Problem to solve: Reproduce every line of the listing as written, apart from the pictures.

Stored entries:
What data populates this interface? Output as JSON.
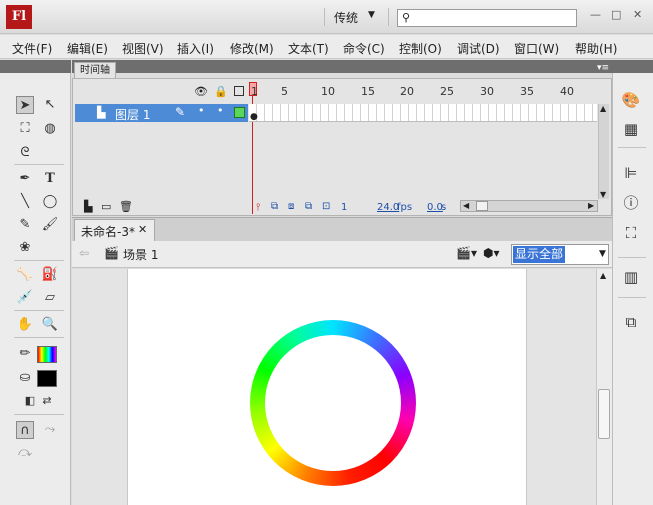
{
  "app": {
    "logo": "Fl",
    "workspace": "传统",
    "search_placeholder": "",
    "window_buttons": [
      "—",
      "□",
      "✕"
    ]
  },
  "menu": [
    "文件(F)",
    "编辑(E)",
    "视图(V)",
    "插入(I)",
    "修改(M)",
    "文本(T)",
    "命令(C)",
    "控制(O)",
    "调试(D)",
    "窗口(W)",
    "帮助(H)"
  ],
  "timeline": {
    "tab_label": "时间轴",
    "layer_name": "图层 1",
    "frame_ticks": [
      "1",
      "5",
      "10",
      "15",
      "20",
      "25",
      "30",
      "35",
      "40"
    ],
    "status": {
      "frame": "1",
      "fps": "24.0",
      "fps_unit": "fps",
      "time": "0.0",
      "time_unit": "s"
    }
  },
  "document": {
    "tab_label": "未命名-3*",
    "tab_close": "✕",
    "scene": "场景 1",
    "zoom": "显示全部"
  },
  "icons": {
    "tools": [
      "selection-tool-icon",
      "subselection-tool-icon",
      "free-transform-icon",
      "3d-rotation-icon",
      "lasso-icon",
      "pen-icon",
      "text-icon",
      "line-icon",
      "oval-icon",
      "pencil-icon",
      "brush-icon",
      "deco-icon",
      "bone-icon",
      "paint-bucket-icon",
      "eyedropper-icon",
      "eraser-icon",
      "hand-icon",
      "zoom-icon"
    ],
    "right_panel": [
      "color-icon",
      "swatches-icon",
      "align-icon",
      "info-icon",
      "transform-icon",
      "library-icon",
      "components-icon"
    ]
  },
  "colors": {
    "accent": "#4d8bd6",
    "playhead": "#d02020",
    "logo_bg": "#b51818",
    "fill_color": "#000000"
  }
}
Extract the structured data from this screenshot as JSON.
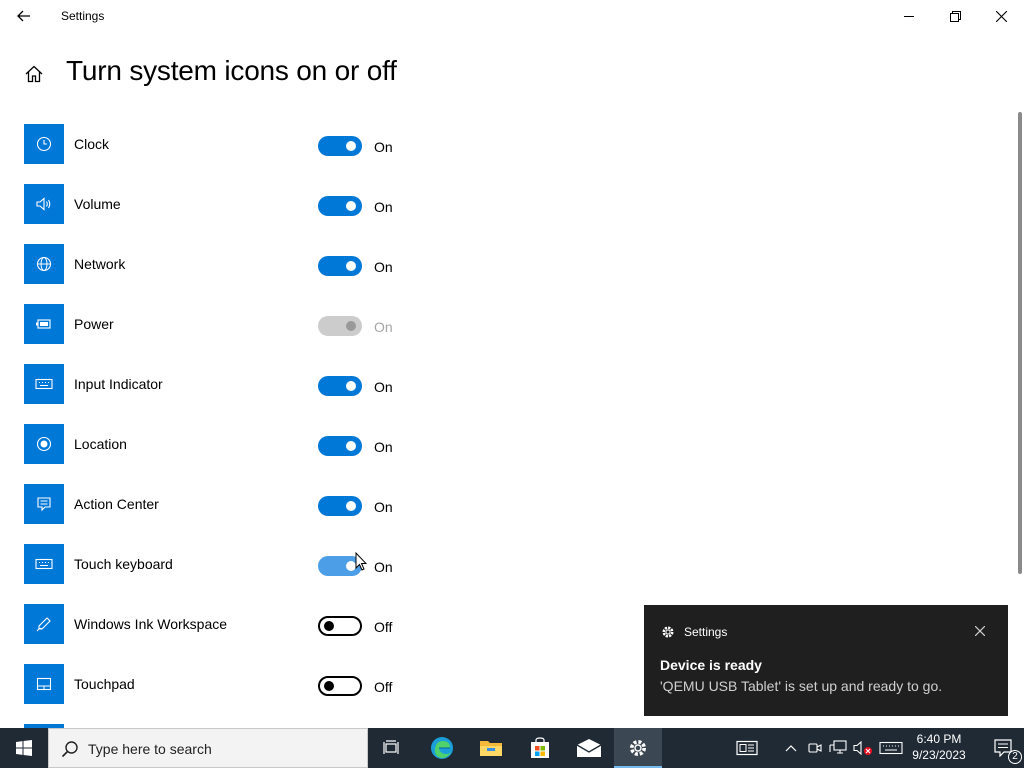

Result for this task:
What data populates this interface? Output as JSON.
{
  "app": {
    "logo": "Fl",
    "workspace": "传统",
    "search_placeholder": "",
    "window_buttons": [
      "—",
      "□",
      "✕"
    ]
  },
  "menu": [
    "文件(F)",
    "编辑(E)",
    "视图(V)",
    "插入(I)",
    "修改(M)",
    "文本(T)",
    "命令(C)",
    "控制(O)",
    "调试(D)",
    "窗口(W)",
    "帮助(H)"
  ],
  "timeline": {
    "tab_label": "时间轴",
    "layer_name": "图层 1",
    "frame_ticks": [
      "1",
      "5",
      "10",
      "15",
      "20",
      "25",
      "30",
      "35",
      "40"
    ],
    "status": {
      "frame": "1",
      "fps": "24.0",
      "fps_unit": "fps",
      "time": "0.0",
      "time_unit": "s"
    }
  },
  "document": {
    "tab_label": "未命名-3*",
    "tab_close": "✕",
    "scene": "场景 1",
    "zoom": "显示全部"
  },
  "icons": {
    "tools": [
      "selection-tool-icon",
      "subselection-tool-icon",
      "free-transform-icon",
      "3d-rotation-icon",
      "lasso-icon",
      "pen-icon",
      "text-icon",
      "line-icon",
      "oval-icon",
      "pencil-icon",
      "brush-icon",
      "deco-icon",
      "bone-icon",
      "paint-bucket-icon",
      "eyedropper-icon",
      "eraser-icon",
      "hand-icon",
      "zoom-icon"
    ],
    "right_panel": [
      "color-icon",
      "swatches-icon",
      "align-icon",
      "info-icon",
      "transform-icon",
      "library-icon",
      "components-icon"
    ]
  },
  "colors": {
    "accent": "#4d8bd6",
    "playhead": "#d02020",
    "logo_bg": "#b51818",
    "fill_color": "#000000"
  }
}
Extract the structured data from this screenshot as JSON.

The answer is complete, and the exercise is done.